§ **Task to complete**
An exact copy of all the data is required, with pictures left out.

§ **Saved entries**
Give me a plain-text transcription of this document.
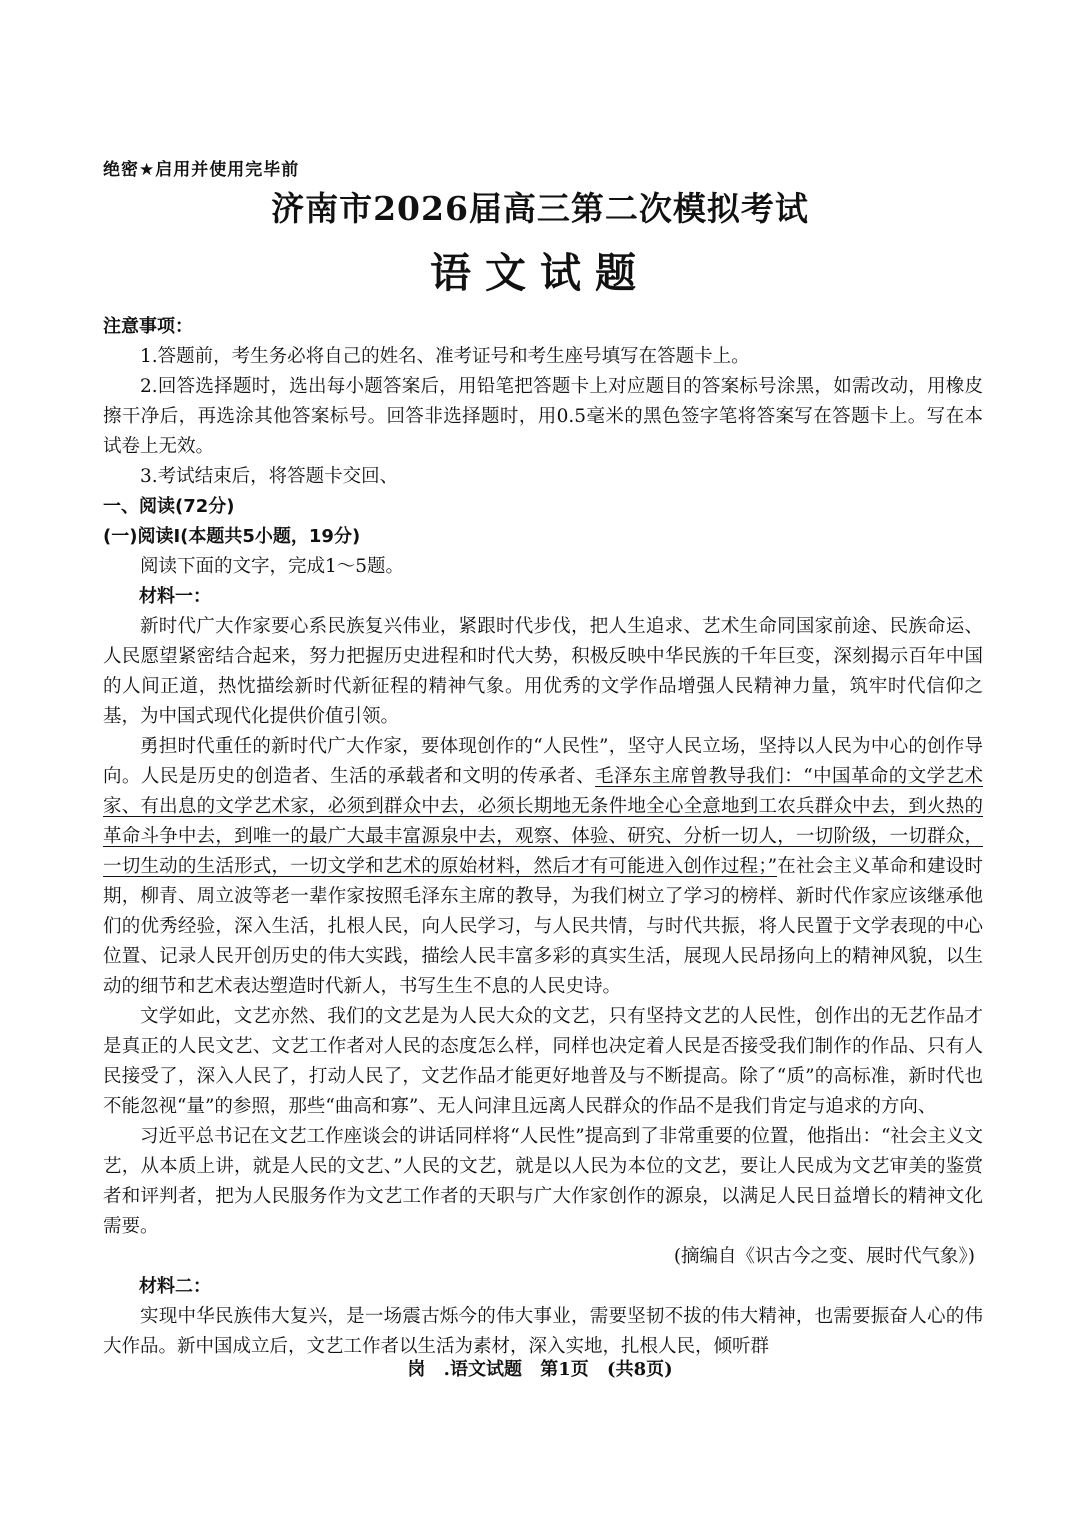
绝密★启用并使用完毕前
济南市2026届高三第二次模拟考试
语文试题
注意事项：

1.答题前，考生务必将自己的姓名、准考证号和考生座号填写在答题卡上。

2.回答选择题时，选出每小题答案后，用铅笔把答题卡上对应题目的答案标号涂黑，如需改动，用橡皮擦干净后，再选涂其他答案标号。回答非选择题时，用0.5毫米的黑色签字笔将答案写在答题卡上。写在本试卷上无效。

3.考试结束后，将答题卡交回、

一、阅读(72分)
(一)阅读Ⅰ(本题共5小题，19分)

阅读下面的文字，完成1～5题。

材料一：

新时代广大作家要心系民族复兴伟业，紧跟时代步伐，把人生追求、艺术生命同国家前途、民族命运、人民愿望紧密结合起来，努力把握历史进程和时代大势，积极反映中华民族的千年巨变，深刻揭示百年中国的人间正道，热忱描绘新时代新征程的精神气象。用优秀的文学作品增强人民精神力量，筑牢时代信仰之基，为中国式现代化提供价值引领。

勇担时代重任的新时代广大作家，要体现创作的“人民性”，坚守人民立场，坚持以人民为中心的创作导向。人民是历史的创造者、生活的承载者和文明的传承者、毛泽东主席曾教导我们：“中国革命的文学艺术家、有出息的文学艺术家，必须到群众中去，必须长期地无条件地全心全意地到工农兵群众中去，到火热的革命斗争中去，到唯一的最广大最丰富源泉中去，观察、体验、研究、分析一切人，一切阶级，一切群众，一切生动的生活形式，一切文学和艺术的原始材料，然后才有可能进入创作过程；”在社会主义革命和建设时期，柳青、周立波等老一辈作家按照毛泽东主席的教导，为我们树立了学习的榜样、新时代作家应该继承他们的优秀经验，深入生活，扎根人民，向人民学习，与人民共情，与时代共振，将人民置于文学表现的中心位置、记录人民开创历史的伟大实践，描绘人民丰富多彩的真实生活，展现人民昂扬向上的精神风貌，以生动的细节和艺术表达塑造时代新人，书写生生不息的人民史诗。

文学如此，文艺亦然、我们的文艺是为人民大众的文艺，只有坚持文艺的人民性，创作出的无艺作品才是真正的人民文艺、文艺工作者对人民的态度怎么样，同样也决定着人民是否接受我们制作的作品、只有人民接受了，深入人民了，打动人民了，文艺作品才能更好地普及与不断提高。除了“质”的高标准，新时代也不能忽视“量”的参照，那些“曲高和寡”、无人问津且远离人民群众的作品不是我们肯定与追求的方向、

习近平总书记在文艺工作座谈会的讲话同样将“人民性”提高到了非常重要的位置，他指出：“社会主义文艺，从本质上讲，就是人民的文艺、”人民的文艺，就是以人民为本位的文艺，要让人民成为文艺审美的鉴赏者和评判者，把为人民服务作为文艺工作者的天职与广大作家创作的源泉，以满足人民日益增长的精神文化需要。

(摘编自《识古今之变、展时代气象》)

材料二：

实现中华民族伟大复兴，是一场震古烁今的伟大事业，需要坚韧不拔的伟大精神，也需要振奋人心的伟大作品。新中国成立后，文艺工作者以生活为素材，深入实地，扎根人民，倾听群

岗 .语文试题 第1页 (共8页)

§ **Result**
Give me a plain-text transcription of this document.
绝密★启用并使用完毕前
济南市2026届高三第二次模拟考试
语文试题
注意事项：

1.答题前，考生务必将自己的姓名、准考证号和考生座号填写在答题卡上。

2.回答选择题时，选出每小题答案后，用铅笔把答题卡上对应题目的答案标号涂黑，如需改动，用橡皮擦干净后，再选涂其他答案标号。回答非选择题时，用0.5毫米的黑色签字笔将答案写在答题卡上。写在本试卷上无效。

3.考试结束后，将答题卡交回、

一、阅读(72分)
(一)阅读Ⅰ(本题共5小题，19分)

阅读下面的文字，完成1～5题。

材料一：

新时代广大作家要心系民族复兴伟业，紧跟时代步伐，把人生追求、艺术生命同国家前途、民族命运、人民愿望紧密结合起来，努力把握历史进程和时代大势，积极反映中华民族的千年巨变，深刻揭示百年中国的人间正道，热忱描绘新时代新征程的精神气象。用优秀的文学作品增强人民精神力量，筑牢时代信仰之基，为中国式现代化提供价值引领。

勇担时代重任的新时代广大作家，要体现创作的“人民性”，坚守人民立场，坚持以人民为中心的创作导向。人民是历史的创造者、生活的承载者和文明的传承者、毛泽东主席曾教导我们：“中国革命的文学艺术家、有出息的文学艺术家，必须到群众中去，必须长期地无条件地全心全意地到工农兵群众中去，到火热的革命斗争中去，到唯一的最广大最丰富源泉中去，观察、体验、研究、分析一切人，一切阶级，一切群众，一切生动的生活形式，一切文学和艺术的原始材料，然后才有可能进入创作过程；”在社会主义革命和建设时期，柳青、周立波等老一辈作家按照毛泽东主席的教导，为我们树立了学习的榜样、新时代作家应该继承他们的优秀经验，深入生活，扎根人民，向人民学习，与人民共情，与时代共振，将人民置于文学表现的中心位置、记录人民开创历史的伟大实践，描绘人民丰富多彩的真实生活，展现人民昂扬向上的精神风貌，以生动的细节和艺术表达塑造时代新人，书写生生不息的人民史诗。

文学如此，文艺亦然、我们的文艺是为人民大众的文艺，只有坚持文艺的人民性，创作出的无艺作品才是真正的人民文艺、文艺工作者对人民的态度怎么样，同样也决定着人民是否接受我们制作的作品、只有人民接受了，深入人民了，打动人民了，文艺作品才能更好地普及与不断提高。除了“质”的高标准，新时代也不能忽视“量”的参照，那些“曲高和寡”、无人问津且远离人民群众的作品不是我们肯定与追求的方向、

习近平总书记在文艺工作座谈会的讲话同样将“人民性”提高到了非常重要的位置，他指出：“社会主义文艺，从本质上讲，就是人民的文艺、”人民的文艺，就是以人民为本位的文艺，要让人民成为文艺审美的鉴赏者和评判者，把为人民服务作为文艺工作者的天职与广大作家创作的源泉，以满足人民日益增长的精神文化需要。

(摘编自《识古今之变、展时代气象》)

材料二：

实现中华民族伟大复兴，是一场震古烁今的伟大事业，需要坚韧不拔的伟大精神，也需要振奋人心的伟大作品。新中国成立后，文艺工作者以生活为素材，深入实地，扎根人民，倾听群

岗 .语文试题 第1页 (共8页)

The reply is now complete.